===== Data to process =====
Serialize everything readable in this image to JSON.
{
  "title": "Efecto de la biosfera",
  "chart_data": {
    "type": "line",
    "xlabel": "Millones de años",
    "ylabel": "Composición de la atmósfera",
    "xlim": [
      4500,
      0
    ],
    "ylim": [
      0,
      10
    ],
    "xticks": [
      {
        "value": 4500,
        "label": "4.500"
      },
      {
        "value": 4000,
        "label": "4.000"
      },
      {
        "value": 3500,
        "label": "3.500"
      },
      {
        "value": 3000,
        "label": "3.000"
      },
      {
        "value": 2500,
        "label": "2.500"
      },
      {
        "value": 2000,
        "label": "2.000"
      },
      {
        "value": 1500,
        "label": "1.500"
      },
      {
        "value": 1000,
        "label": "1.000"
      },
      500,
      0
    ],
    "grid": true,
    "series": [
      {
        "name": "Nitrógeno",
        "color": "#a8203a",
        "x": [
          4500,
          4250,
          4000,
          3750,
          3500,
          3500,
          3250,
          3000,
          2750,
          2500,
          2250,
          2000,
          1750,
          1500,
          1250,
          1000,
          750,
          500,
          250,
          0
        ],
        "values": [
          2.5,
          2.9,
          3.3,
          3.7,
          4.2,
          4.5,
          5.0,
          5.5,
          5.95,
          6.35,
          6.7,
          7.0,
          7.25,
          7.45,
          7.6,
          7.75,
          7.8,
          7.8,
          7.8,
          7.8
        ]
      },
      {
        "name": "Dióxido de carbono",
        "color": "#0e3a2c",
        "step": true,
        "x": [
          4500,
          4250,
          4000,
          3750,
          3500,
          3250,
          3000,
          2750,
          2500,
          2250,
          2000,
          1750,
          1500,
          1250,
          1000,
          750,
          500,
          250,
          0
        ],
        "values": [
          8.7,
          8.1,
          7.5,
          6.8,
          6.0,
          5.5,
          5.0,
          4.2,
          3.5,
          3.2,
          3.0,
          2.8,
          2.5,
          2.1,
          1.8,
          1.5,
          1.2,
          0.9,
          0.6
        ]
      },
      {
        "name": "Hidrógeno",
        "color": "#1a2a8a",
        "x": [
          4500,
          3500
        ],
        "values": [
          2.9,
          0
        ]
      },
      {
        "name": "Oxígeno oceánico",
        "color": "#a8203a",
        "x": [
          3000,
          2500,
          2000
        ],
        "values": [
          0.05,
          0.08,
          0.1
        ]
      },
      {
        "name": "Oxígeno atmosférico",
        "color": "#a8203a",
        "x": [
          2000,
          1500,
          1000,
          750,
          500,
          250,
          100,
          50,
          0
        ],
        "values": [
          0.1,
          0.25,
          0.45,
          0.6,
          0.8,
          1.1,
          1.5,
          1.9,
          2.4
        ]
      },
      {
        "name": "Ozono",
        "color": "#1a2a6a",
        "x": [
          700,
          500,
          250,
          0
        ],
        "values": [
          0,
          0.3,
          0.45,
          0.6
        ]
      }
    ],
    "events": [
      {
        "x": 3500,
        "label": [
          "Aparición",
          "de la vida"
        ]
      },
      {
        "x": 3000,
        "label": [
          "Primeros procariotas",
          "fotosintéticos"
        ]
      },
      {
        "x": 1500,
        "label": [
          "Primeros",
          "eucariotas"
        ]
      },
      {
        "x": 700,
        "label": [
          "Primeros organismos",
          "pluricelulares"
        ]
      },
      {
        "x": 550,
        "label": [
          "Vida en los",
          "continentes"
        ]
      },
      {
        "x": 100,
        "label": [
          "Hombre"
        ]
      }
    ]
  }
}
=====
§ Problem description:
Look for "Primeros" and pull out every line that has it.

§ Result:
          "Primeros procariotas",
          "Primeros",
          "Primeros organismos",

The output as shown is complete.